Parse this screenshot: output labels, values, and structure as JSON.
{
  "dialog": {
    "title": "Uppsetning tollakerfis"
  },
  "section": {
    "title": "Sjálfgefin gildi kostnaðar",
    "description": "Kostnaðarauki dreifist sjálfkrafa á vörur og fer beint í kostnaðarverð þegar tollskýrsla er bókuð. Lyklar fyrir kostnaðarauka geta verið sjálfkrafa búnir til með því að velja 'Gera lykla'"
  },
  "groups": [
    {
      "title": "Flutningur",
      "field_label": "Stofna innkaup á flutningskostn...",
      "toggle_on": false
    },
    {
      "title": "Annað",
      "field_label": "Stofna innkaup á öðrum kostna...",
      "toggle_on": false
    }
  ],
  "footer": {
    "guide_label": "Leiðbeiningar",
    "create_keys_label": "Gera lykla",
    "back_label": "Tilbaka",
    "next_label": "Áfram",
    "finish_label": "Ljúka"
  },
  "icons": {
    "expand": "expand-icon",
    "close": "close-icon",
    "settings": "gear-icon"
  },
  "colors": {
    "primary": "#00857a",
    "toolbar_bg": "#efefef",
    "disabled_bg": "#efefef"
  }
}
────
#### Written request
Copy each line of the entries that includes the word "innkaup".

#### Solution to the problem
      "field_label": "Stofna innkaup á flutningskostn...",
      "field_label": "Stofna innkaup á öðrum kostna...",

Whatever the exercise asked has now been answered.